Copy all lines below exactly as written. Leave pictures out.

***** Data for processing

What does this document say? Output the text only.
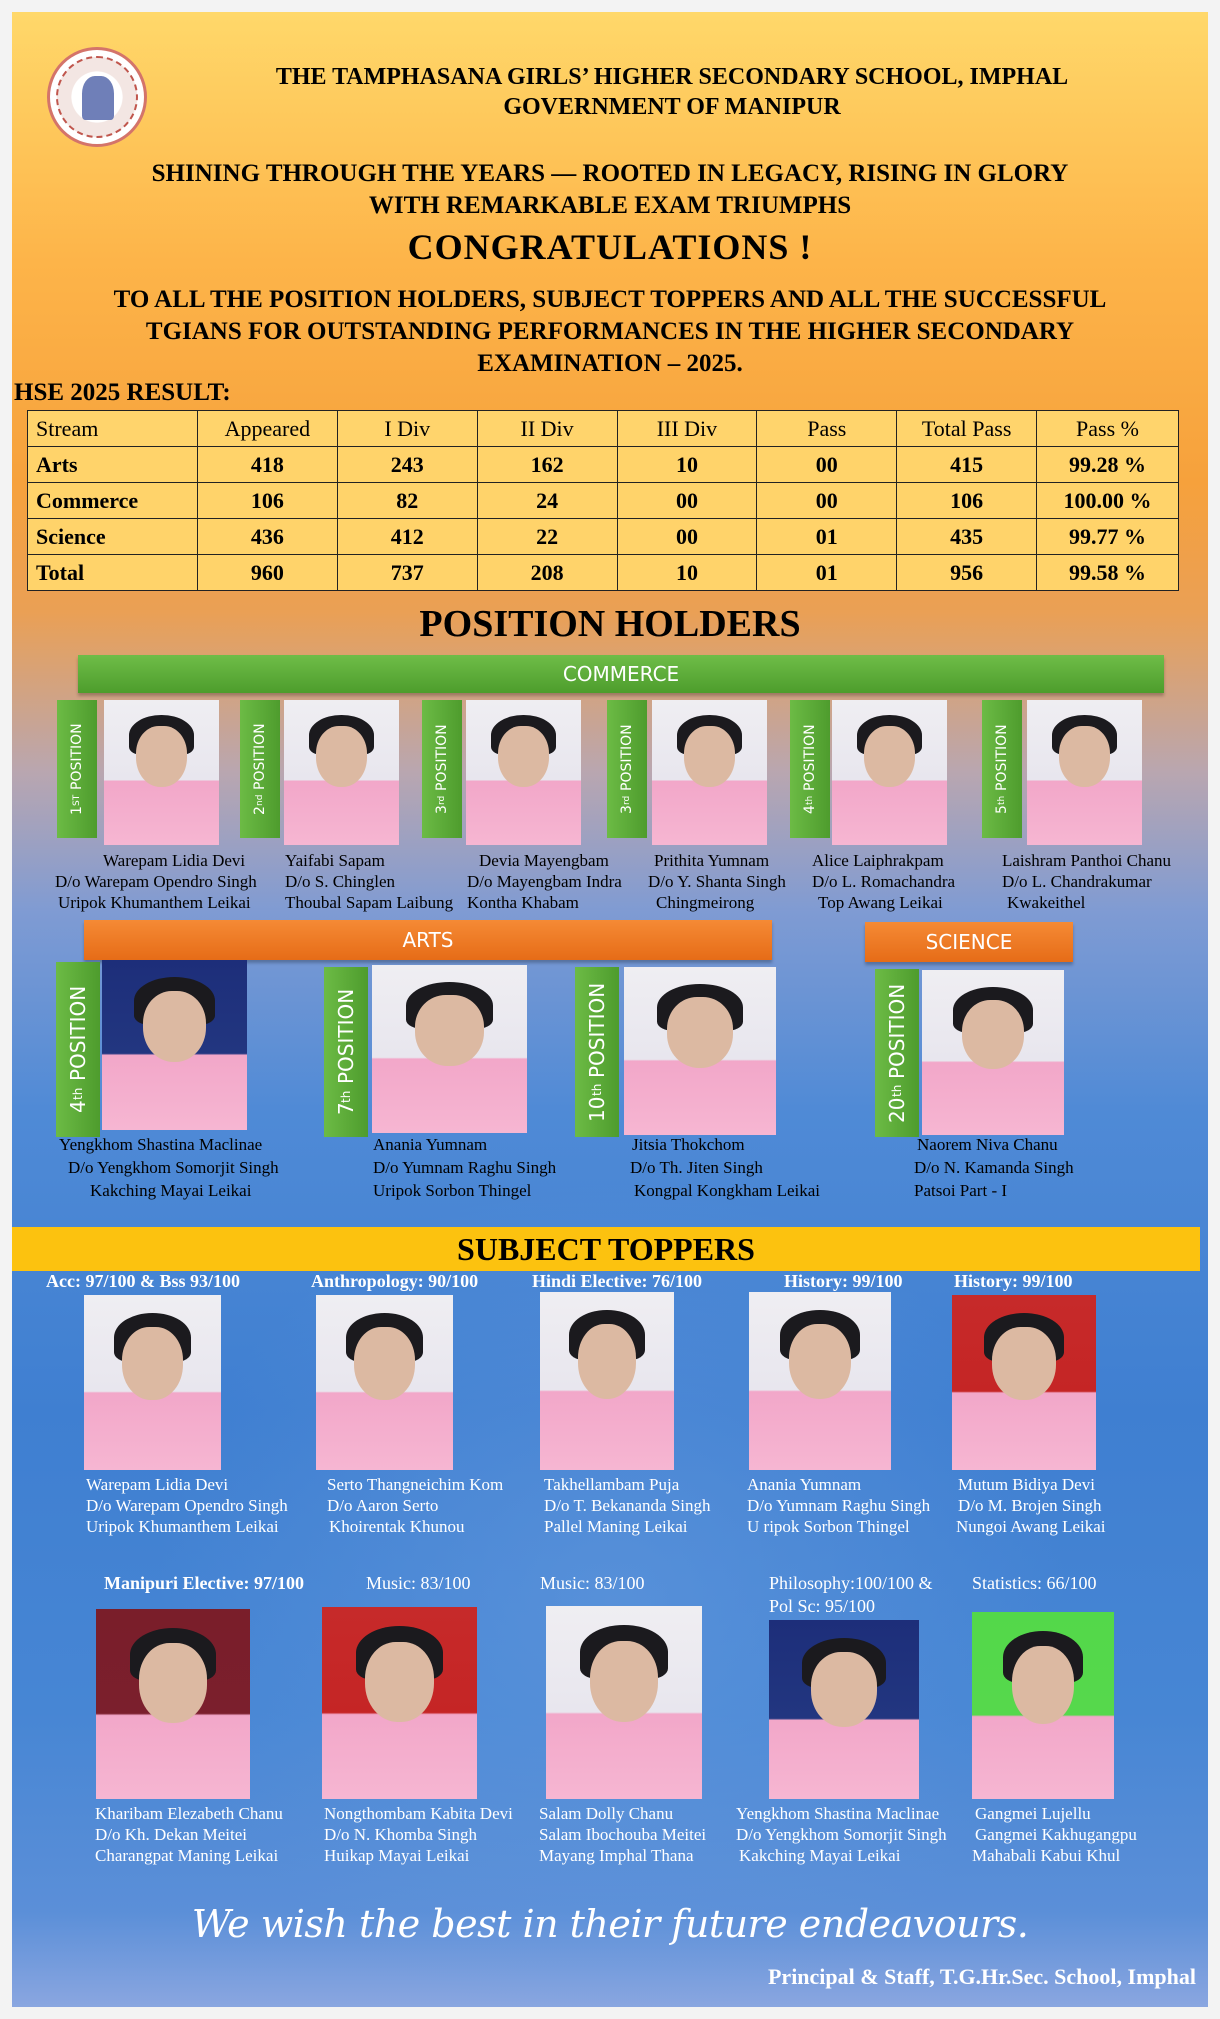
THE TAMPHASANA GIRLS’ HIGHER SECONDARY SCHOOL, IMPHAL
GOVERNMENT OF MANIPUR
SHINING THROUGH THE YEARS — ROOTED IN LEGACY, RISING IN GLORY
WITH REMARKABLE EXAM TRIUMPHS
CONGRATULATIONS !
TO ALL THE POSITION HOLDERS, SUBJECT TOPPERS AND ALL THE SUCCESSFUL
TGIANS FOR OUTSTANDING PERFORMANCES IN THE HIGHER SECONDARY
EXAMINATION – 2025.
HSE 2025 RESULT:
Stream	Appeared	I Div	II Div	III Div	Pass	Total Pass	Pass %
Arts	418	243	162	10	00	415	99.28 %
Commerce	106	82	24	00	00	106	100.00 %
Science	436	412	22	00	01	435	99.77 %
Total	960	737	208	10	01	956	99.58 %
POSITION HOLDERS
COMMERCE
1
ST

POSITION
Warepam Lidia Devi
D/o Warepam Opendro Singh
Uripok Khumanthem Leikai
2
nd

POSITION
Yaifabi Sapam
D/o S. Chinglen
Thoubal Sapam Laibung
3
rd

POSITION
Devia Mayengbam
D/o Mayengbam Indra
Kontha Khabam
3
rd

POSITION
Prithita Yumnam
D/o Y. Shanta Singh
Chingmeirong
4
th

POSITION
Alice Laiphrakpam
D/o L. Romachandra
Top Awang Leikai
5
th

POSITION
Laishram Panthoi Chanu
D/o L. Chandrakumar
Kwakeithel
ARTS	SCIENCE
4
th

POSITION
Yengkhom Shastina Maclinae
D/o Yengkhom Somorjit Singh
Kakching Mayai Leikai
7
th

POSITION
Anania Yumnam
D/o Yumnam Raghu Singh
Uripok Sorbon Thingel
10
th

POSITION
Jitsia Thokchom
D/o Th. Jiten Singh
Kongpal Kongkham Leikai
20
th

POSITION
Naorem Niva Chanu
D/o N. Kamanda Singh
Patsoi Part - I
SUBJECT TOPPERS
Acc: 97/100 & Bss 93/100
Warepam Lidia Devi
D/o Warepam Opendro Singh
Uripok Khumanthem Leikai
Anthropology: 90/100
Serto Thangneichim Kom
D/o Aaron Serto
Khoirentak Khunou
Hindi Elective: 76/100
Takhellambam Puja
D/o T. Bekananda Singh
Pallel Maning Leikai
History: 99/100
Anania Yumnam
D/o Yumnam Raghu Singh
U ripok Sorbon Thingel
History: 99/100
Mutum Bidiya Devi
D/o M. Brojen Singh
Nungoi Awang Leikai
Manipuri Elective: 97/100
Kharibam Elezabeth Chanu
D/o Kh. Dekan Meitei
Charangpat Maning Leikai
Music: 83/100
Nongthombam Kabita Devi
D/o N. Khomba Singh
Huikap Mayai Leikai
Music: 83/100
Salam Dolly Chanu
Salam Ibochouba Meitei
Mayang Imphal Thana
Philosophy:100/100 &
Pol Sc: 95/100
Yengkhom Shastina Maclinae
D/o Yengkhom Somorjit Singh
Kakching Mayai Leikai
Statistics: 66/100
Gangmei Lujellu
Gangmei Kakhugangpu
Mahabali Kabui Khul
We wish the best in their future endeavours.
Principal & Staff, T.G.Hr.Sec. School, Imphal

**********

-- Output below --
What does this document say? Output the text only.
THE TAMPHASANA GIRLS’ HIGHER SECONDARY SCHOOL, IMPHAL
GOVERNMENT OF MANIPUR
SHINING THROUGH THE YEARS — ROOTED IN LEGACY, RISING IN GLORY
WITH REMARKABLE EXAM TRIUMPHS
CONGRATULATIONS !
TO ALL THE POSITION HOLDERS, SUBJECT TOPPERS AND ALL THE SUCCESSFUL
TGIANS FOR OUTSTANDING PERFORMANCES IN THE HIGHER SECONDARY
EXAMINATION – 2025.
HSE 2025 RESULT:
Stream	Appeared	I Div	II Div	III Div	Pass	Total Pass	Pass %
Arts	418	243	162	10	00	415	99.28 %
Commerce	106	82	24	00	00	106	100.00 %
Science	436	412	22	00	01	435	99.77 %
Total	960	737	208	10	01	956	99.58 %
POSITION HOLDERS
COMMERCE
1
ST

POSITION
Warepam Lidia Devi
D/o Warepam Opendro Singh
Uripok Khumanthem Leikai
2
nd

POSITION
Yaifabi Sapam
D/o S. Chinglen
Thoubal Sapam Laibung
3
rd

POSITION
Devia Mayengbam
D/o Mayengbam Indra
Kontha Khabam
3
rd

POSITION
Prithita Yumnam
D/o Y. Shanta Singh
Chingmeirong
4
th

POSITION
Alice Laiphrakpam
D/o L. Romachandra
Top Awang Leikai
5
th

POSITION
Laishram Panthoi Chanu
D/o L. Chandrakumar
Kwakeithel
ARTS	SCIENCE
4
th

POSITION
Yengkhom Shastina Maclinae
D/o Yengkhom Somorjit Singh
Kakching Mayai Leikai
7
th

POSITION
Anania Yumnam
D/o Yumnam Raghu Singh
Uripok Sorbon Thingel
10
th

POSITION
Jitsia Thokchom
D/o Th. Jiten Singh
Kongpal Kongkham Leikai
20
th

POSITION
Naorem Niva Chanu
D/o N. Kamanda Singh
Patsoi Part - I
SUBJECT TOPPERS
Acc: 97/100 & Bss 93/100
Warepam Lidia Devi
D/o Warepam Opendro Singh
Uripok Khumanthem Leikai
Anthropology: 90/100
Serto Thangneichim Kom
D/o Aaron Serto
Khoirentak Khunou
Hindi Elective: 76/100
Takhellambam Puja
D/o T. Bekananda Singh
Pallel Maning Leikai
History: 99/100
Anania Yumnam
D/o Yumnam Raghu Singh
U ripok Sorbon Thingel
History: 99/100
Mutum Bidiya Devi
D/o M. Brojen Singh
Nungoi Awang Leikai
Manipuri Elective: 97/100
Kharibam Elezabeth Chanu
D/o Kh. Dekan Meitei
Charangpat Maning Leikai
Music: 83/100
Nongthombam Kabita Devi
D/o N. Khomba Singh
Huikap Mayai Leikai
Music: 83/100
Salam Dolly Chanu
Salam Ibochouba Meitei
Mayang Imphal Thana
Philosophy:100/100 &
Pol Sc: 95/100
Yengkhom Shastina Maclinae
D/o Yengkhom Somorjit Singh
Kakching Mayai Leikai
Statistics: 66/100
Gangmei Lujellu
Gangmei Kakhugangpu
Mahabali Kabui Khul
We wish the best in their future endeavours.
Principal & Staff, T.G.Hr.Sec. School, Imphal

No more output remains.